EXERCISE 1: Name the stock sectors that the market commentary says are likely to command investors' attention.
EXERCISE 2: According to the market commentary, what size of rate increase does the market anticipate from the RBI?
EXERCISE 3: Write out the market commentary from "On the daily chart, Sheth" to "lower below 70.".

STUDY TEXT:
──────────

Further, Apurva Sheth, Head of Market Perspectives, at Samco Securities pointed out that a number of significant events are scheduled for the following week.
On the global front, firstly, there are statistics on the trade balance between the US and China, two significant economies. Additionally, China will disclose its MoM and YoY inflation rates. Sheth said, “these developments will be closely watched by investors throughout the world since they could decide the direction that the global indexes go.”
At home, Sheth said, “the focus would be on the RBI’s interest rate decision. The CPI fell below 7% in October after three straight rate increases of 50 basis points. As a result, the market anticipates a rate increase of 35 basis points rather than 50 basis points. The primary monitorable will be the MPC’s forecasts and views on inflation and economic expansion.”
Giving a technical outlook on the Nifty 50, Sheth said, “the Index is moving in a higher top higher bottom formation on the daily chart indicating a sustained-up trend. At the start of the week, prices register their new lifetime high and later on continued to move higher. On Friday’s session, Nifty showed the 1st sign of profit booking when prices slipped below 19,800 levels with a bearish candle on the daily chart.”
On the daily chart, Sheth pointed out that NIFTY50 has completed the Bearish Crab harmonic pattern at 18,887.60 levels. The momentum oscillator RSI (14) on the daily chart has reached the overbought zone and presently has hooked lower below 70.
“The bulls need to surpass 18,900 levels to gain bullish momentum as the options seller is active near 19,000 levels with increased OI. The support for the Index is placed near 18,500 and any move below the same will extend the fall to 18,380 levels,” Samco’s expert added. Also, he believes the celebrative mood at Dalal Street should continue with stock-specific action likely to command investors’ attention, especially in IT, Metal & Cement stocks.

──────────

Document structure recognition data

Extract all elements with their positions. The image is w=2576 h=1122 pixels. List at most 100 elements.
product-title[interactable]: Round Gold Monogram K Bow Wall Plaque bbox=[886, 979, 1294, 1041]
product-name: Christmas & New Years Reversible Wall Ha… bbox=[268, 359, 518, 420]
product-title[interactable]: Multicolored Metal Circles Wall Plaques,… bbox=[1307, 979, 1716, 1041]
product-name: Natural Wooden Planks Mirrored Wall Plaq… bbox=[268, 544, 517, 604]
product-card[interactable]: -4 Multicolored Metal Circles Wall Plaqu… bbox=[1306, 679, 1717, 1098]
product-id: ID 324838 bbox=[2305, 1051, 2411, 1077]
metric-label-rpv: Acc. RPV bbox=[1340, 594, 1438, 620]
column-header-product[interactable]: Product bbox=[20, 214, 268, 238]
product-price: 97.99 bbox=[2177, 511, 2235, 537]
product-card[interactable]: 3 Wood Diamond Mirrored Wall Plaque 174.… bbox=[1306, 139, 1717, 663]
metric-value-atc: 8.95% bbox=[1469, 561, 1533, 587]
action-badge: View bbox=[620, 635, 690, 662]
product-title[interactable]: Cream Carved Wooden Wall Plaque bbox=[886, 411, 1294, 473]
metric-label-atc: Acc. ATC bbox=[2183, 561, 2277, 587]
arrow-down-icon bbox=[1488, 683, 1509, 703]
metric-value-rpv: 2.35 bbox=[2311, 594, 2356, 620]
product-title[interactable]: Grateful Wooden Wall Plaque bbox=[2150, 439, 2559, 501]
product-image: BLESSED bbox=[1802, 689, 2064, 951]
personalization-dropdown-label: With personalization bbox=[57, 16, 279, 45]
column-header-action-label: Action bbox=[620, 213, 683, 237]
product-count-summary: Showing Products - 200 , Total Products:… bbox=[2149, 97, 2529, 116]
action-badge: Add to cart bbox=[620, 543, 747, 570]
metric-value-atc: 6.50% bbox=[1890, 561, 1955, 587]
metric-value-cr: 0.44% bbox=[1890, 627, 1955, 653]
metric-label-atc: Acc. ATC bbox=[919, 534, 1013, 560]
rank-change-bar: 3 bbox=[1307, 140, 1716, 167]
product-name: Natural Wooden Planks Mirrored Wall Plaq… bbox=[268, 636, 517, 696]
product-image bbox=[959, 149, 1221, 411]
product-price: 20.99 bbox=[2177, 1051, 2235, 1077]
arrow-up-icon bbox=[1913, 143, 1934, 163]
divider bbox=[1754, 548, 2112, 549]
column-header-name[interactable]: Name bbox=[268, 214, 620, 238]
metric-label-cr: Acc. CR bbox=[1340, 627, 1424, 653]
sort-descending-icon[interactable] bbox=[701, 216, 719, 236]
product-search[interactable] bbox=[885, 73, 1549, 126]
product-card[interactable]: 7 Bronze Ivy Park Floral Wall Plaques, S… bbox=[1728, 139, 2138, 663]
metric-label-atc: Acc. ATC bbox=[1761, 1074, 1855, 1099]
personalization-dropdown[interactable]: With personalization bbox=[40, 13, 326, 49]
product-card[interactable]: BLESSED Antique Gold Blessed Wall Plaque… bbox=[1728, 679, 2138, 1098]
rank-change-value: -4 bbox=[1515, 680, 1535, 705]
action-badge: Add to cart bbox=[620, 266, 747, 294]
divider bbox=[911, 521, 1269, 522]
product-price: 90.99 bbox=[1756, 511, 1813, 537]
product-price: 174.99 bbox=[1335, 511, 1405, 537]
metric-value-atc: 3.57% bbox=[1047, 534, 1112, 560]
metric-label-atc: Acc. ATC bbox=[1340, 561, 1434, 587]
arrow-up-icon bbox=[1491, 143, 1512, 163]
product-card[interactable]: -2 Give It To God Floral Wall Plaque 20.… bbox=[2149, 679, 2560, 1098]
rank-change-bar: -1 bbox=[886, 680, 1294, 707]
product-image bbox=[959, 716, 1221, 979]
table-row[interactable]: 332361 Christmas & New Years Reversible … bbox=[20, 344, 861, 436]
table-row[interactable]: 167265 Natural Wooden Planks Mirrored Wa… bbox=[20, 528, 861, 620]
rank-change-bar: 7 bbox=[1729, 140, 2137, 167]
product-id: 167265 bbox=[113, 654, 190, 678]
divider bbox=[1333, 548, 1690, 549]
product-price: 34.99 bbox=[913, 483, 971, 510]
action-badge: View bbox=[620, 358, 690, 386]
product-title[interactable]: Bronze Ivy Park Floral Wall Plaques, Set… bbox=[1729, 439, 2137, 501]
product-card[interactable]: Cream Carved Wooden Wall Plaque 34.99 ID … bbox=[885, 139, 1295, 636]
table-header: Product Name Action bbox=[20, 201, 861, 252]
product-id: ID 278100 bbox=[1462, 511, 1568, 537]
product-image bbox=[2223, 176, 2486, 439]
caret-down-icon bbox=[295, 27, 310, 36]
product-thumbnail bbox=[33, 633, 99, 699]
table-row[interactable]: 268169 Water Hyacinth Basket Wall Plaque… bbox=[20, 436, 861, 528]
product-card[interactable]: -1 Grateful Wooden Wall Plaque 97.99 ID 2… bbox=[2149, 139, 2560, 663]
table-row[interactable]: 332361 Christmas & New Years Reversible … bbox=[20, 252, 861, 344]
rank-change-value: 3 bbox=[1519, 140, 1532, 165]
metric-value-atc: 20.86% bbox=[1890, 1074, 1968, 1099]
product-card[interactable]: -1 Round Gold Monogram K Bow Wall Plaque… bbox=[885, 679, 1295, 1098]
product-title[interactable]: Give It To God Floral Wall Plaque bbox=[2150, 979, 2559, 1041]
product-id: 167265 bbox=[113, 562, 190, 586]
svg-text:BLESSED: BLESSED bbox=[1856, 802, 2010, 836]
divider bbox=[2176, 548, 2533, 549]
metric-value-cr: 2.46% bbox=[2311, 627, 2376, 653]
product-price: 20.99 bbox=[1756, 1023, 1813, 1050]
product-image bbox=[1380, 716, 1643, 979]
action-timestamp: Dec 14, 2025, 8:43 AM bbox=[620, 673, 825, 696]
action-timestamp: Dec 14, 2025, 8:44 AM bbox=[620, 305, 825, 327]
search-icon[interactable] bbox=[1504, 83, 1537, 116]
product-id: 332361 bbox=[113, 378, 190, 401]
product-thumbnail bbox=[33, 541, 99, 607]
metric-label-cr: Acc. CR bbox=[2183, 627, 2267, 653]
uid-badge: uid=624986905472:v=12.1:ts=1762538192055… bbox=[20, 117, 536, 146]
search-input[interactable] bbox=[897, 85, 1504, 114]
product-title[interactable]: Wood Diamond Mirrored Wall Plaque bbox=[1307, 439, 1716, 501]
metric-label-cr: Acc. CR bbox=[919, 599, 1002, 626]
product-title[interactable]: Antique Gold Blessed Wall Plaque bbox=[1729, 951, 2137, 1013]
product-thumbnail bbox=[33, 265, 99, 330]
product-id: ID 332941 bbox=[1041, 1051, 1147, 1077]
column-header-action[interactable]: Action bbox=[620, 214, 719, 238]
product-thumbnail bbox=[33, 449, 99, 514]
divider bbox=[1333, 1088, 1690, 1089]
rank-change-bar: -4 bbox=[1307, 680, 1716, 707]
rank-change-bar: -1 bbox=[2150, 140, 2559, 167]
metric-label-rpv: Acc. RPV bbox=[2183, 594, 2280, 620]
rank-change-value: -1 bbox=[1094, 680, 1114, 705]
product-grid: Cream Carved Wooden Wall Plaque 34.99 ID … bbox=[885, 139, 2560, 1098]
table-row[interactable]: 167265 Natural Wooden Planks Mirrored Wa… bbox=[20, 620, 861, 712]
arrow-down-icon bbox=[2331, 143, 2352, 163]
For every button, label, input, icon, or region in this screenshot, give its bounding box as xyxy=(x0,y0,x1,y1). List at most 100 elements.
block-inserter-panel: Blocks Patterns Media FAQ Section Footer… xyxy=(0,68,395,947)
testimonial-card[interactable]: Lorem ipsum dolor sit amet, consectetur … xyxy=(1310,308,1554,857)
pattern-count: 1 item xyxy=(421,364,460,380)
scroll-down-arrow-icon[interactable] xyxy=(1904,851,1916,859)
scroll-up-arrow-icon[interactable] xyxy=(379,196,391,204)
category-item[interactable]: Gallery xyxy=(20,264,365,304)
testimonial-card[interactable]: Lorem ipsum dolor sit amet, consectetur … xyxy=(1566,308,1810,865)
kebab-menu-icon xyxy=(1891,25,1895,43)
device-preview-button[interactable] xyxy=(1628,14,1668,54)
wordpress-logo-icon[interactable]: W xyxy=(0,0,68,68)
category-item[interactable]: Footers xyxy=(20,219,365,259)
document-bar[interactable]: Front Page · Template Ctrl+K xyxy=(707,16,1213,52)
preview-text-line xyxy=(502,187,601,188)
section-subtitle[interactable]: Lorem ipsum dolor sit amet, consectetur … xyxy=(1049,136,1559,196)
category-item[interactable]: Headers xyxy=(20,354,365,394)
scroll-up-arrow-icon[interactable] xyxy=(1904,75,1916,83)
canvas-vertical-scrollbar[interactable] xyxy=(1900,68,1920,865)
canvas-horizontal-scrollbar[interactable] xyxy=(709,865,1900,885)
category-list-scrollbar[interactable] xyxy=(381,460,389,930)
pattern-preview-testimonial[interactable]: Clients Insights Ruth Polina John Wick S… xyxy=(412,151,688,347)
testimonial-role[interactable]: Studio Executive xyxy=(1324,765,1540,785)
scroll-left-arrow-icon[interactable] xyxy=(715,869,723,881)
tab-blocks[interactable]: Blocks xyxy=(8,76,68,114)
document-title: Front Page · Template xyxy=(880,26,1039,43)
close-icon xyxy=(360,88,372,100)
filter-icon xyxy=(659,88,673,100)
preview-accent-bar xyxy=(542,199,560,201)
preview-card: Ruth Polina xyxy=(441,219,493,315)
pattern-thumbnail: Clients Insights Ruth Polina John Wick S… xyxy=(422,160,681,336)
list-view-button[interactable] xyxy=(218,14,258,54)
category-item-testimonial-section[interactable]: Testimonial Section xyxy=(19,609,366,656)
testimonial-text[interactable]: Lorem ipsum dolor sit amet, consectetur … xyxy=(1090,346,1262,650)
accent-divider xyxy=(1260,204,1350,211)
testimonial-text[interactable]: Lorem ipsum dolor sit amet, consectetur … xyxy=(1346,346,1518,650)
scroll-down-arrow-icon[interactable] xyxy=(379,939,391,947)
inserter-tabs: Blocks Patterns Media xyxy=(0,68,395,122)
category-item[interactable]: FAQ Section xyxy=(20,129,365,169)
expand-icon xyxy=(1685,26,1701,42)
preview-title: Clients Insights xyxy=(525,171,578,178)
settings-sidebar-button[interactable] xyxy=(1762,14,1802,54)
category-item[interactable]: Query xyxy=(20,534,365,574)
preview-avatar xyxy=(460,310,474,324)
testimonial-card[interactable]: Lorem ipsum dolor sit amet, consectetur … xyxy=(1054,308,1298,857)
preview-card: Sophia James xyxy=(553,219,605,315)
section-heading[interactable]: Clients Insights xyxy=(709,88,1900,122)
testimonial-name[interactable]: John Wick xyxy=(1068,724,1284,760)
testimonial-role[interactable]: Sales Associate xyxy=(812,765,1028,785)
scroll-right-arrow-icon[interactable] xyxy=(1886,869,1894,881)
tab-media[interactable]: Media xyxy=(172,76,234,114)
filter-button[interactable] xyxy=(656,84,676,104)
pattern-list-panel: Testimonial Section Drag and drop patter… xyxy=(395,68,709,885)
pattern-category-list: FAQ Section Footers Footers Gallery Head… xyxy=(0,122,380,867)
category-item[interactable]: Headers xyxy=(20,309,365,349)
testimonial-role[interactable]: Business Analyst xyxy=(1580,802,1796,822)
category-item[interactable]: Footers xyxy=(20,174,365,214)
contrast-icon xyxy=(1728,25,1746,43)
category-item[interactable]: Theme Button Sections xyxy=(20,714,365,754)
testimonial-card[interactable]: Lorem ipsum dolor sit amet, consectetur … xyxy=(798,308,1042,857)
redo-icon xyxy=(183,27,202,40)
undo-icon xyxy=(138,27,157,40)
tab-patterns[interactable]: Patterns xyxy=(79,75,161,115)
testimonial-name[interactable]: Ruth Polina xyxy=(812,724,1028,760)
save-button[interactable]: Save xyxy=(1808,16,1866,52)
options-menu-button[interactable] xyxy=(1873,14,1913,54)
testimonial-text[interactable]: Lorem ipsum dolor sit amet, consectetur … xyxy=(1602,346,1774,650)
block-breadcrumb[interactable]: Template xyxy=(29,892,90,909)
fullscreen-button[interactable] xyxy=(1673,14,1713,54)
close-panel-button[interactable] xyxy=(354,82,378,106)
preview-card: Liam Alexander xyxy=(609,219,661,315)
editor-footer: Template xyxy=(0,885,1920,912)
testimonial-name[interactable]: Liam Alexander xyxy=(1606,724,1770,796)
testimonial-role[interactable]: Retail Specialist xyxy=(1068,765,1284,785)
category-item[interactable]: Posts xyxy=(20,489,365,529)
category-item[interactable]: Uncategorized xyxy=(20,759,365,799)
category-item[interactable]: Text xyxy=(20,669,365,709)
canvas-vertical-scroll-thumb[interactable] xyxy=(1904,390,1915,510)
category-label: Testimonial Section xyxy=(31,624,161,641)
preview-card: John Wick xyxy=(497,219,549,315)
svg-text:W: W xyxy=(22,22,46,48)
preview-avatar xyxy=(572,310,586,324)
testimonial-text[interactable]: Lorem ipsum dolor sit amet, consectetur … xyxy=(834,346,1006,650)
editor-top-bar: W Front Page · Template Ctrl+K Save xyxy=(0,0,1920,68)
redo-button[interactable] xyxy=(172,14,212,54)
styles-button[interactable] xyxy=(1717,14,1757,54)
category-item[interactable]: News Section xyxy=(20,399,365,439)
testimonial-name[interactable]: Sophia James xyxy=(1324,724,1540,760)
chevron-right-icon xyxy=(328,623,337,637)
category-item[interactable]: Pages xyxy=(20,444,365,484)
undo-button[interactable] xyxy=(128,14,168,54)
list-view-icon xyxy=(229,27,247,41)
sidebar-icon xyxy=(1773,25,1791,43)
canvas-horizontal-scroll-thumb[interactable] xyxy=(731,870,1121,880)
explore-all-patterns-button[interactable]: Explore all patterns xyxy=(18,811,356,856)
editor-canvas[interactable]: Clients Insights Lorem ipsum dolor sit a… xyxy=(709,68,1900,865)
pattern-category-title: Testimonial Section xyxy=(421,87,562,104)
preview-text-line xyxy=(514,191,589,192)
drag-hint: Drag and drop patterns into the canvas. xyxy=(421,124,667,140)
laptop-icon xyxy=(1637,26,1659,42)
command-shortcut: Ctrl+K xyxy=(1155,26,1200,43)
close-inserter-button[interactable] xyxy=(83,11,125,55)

──────────

ANSWER AREA 1: IT, Metal, and Cement

ANSWER AREA 2: A rate increase of 35 basis points rather than 50 basis points.

ANSWER AREA 3:
On the daily chart, Sheth pointed out that NIFTY50 has completed the Bearish Crab harmonic pattern at 18,887.60 levels. The momentum oscillator RSI (14) on the daily chart has reached the overbought zone and presently has hooked lower below 70.